_Exercise description_
Write out all of the entries exactly, please.

- - - -

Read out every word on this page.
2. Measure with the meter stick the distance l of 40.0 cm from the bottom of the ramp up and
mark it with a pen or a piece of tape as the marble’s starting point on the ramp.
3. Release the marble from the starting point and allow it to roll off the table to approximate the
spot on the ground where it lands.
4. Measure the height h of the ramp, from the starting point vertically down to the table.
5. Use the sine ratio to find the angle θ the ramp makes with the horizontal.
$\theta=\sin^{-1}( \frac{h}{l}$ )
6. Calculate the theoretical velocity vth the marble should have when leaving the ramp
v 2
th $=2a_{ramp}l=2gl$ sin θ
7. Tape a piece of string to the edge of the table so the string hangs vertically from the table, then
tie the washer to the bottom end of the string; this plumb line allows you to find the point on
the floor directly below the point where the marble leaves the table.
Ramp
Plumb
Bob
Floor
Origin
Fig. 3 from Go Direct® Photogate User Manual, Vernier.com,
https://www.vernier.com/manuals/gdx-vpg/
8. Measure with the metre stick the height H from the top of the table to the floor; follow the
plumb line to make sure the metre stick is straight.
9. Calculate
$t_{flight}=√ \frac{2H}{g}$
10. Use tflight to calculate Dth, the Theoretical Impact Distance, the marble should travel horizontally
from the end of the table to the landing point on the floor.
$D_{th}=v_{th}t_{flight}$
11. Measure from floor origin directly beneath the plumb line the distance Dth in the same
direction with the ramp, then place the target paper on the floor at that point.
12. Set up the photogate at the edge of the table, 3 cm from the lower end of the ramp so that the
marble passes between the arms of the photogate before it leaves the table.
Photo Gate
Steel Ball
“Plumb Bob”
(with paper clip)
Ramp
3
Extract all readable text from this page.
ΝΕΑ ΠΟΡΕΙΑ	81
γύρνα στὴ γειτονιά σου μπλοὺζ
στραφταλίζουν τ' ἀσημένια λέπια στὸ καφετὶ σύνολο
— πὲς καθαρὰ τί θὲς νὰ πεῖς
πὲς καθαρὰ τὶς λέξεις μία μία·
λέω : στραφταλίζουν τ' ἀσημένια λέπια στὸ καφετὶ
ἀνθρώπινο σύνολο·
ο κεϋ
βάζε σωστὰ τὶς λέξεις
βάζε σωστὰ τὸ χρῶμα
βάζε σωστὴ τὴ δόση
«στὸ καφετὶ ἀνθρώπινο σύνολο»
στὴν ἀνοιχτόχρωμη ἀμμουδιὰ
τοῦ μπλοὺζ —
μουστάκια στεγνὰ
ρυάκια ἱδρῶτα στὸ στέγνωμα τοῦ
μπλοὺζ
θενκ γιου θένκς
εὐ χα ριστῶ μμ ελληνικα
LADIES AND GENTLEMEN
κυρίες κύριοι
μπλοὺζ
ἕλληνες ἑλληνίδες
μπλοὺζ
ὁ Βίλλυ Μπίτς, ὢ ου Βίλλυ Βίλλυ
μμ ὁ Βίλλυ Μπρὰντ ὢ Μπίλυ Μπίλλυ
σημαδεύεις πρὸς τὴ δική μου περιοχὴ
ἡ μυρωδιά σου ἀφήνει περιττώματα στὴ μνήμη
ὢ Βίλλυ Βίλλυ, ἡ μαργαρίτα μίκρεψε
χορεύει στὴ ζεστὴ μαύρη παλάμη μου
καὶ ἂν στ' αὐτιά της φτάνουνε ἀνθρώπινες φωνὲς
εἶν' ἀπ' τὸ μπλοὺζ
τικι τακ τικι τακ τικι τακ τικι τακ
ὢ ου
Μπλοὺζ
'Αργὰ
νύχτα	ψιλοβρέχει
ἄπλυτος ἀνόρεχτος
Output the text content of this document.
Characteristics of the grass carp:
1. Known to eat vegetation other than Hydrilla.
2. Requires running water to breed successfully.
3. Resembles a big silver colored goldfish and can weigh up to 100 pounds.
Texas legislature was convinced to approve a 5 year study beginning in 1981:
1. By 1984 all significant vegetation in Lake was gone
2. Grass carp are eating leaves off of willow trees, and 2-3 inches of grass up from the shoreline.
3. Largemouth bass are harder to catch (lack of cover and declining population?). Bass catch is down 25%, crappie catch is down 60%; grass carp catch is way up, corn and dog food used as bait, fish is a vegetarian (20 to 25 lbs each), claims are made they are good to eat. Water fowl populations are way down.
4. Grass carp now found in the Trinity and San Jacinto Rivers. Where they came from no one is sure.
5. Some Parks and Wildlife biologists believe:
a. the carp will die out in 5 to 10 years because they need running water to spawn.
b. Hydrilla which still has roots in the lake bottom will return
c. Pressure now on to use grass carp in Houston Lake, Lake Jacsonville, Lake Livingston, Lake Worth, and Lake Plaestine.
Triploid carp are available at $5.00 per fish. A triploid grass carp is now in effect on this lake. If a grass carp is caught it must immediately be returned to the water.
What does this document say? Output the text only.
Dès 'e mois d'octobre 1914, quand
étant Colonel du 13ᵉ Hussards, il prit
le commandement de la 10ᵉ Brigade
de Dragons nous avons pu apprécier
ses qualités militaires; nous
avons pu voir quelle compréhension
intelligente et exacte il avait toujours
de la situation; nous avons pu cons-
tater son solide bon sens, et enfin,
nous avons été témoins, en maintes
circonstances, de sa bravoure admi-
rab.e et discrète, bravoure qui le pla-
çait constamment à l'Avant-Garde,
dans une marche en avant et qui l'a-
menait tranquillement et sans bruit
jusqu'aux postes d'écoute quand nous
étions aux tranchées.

- - - -

_Task response_
Read out every word on this page.
2. Measure with the meter stick the distance l of 40.0 cm from the bottom of the ramp up and
mark it with a pen or a piece of tape as the marble’s starting point on the ramp.
3. Release the marble from the starting point and allow it to roll off the table to approximate the
spot on the ground where it lands.
4. Measure the height h of the ramp, from the starting point vertically down to the table.
5. Use the sine ratio to find the angle θ the ramp makes with the horizontal.
$\theta=\sin^{-1}( \frac{h}{l}$ )
6. Calculate the theoretical velocity vth the marble should have when leaving the ramp
v 2
th $=2a_{ramp}l=2gl$ sin θ
7. Tape a piece of string to the edge of the table so the string hangs vertically from the table, then
tie the washer to the bottom end of the string; this plumb line allows you to find the point on
the floor directly below the point where the marble leaves the table.
Ramp
Plumb
Bob
Floor
Origin
Fig. 3 from Go Direct® Photogate User Manual, Vernier.com,
https://www.vernier.com/manuals/gdx-vpg/
8. Measure with the metre stick the height H from the top of the table to the floor; follow the
plumb line to make sure the metre stick is straight.
9. Calculate
$t_{flight}=√ \frac{2H}{g}$
10. Use tflight to calculate Dth, the Theoretical Impact Distance, the marble should travel horizontally
from the end of the table to the landing point on the floor.
$D_{th}=v_{th}t_{flight}$
11. Measure from floor origin directly beneath the plumb line the distance Dth in the same
direction with the ramp, then place the target paper on the floor at that point.
12. Set up the photogate at the edge of the table, 3 cm from the lower end of the ramp so that the
marble passes between the arms of the photogate before it leaves the table.
Photo Gate
Steel Ball
“Plumb Bob”
(with paper clip)
Ramp
3
Extract all readable text from this page.
ΝΕΑ ΠΟΡΕΙΑ	81
γύρνα στὴ γειτονιά σου μπλοὺζ
στραφταλίζουν τ' ἀσημένια λέπια στὸ καφετὶ σύνολο
— πὲς καθαρὰ τί θὲς νὰ πεῖς
πὲς καθαρὰ τὶς λέξεις μία μία·
λέω : στραφταλίζουν τ' ἀσημένια λέπια στὸ καφετὶ
ἀνθρώπινο σύνολο·
ο κεϋ
βάζε σωστὰ τὶς λέξεις
βάζε σωστὰ τὸ χρῶμα
βάζε σωστὴ τὴ δόση
«στὸ καφετὶ ἀνθρώπινο σύνολο»
στὴν ἀνοιχτόχρωμη ἀμμουδιὰ
τοῦ μπλοὺζ —
μουστάκια στεγνὰ
ρυάκια ἱδρῶτα στὸ στέγνωμα τοῦ
μπλοὺζ
θενκ γιου θένκς
εὐ χα ριστῶ μμ ελληνικα
LADIES AND GENTLEMEN
κυρίες κύριοι
μπλοὺζ
ἕλληνες ἑλληνίδες
μπλοὺζ
ὁ Βίλλυ Μπίτς, ὢ ου Βίλλυ Βίλλυ
μμ ὁ Βίλλυ Μπρὰντ ὢ Μπίλυ Μπίλλυ
σημαδεύεις πρὸς τὴ δική μου περιοχὴ
ἡ μυρωδιά σου ἀφήνει περιττώματα στὴ μνήμη
ὢ Βίλλυ Βίλλυ, ἡ μαργαρίτα μίκρεψε
χορεύει στὴ ζεστὴ μαύρη παλάμη μου
καὶ ἂν στ' αὐτιά της φτάνουνε ἀνθρώπινες φωνὲς
εἶν' ἀπ' τὸ μπλοὺζ
τικι τακ τικι τακ τικι τακ τικι τακ
ὢ ου
Μπλοὺζ
'Αργὰ
νύχτα	ψιλοβρέχει
ἄπλυτος ἀνόρεχτος
Output the text content of this document.
Characteristics of the grass carp:
1. Known to eat vegetation other than Hydrilla.
2. Requires running water to breed successfully.
3. Resembles a big silver colored goldfish and can weigh up to 100 pounds.
Texas legislature was convinced to approve a 5 year study beginning in 1981:
1. By 1984 all significant vegetation in Lake was gone
2. Grass carp are eating leaves off of willow trees, and 2-3 inches of grass up from the shoreline.
3. Largemouth bass are harder to catch (lack of cover and declining population?). Bass catch is down 25%, crappie catch is down 60%; grass carp catch is way up, corn and dog food used as bait, fish is a vegetarian (20 to 25 lbs each), claims are made they are good to eat. Water fowl populations are way down.
4. Grass carp now found in the Trinity and San Jacinto Rivers. Where they came from no one is sure.
5. Some Parks and Wildlife biologists believe:
a. the carp will die out in 5 to 10 years because they need running water to spawn.
b. Hydrilla which still has roots in the lake bottom will return
c. Pressure now on to use grass carp in Houston Lake, Lake Jacsonville, Lake Livingston, Lake Worth, and Lake Plaestine.
Triploid carp are available at $5.00 per fish. A triploid grass carp is now in effect on this lake. If a grass carp is caught it must immediately be returned to the water.
What does this document say? Output the text only.
Dès 'e mois d'octobre 1914, quand
étant Colonel du 13ᵉ Hussards, il prit
le commandement de la 10ᵉ Brigade
de Dragons nous avons pu apprécier
ses qualités militaires; nous
avons pu voir quelle compréhension
intelligente et exacte il avait toujours
de la situation; nous avons pu cons-
tater son solide bon sens, et enfin,
nous avons été témoins, en maintes
circonstances, de sa bravoure admi-
rab.e et discrète, bravoure qui le pla-
çait constamment à l'Avant-Garde,
dans une marche en avant et qui l'a-
menait tranquillement et sans bruit
jusqu'aux postes d'écoute quand nous
étions aux tranchées.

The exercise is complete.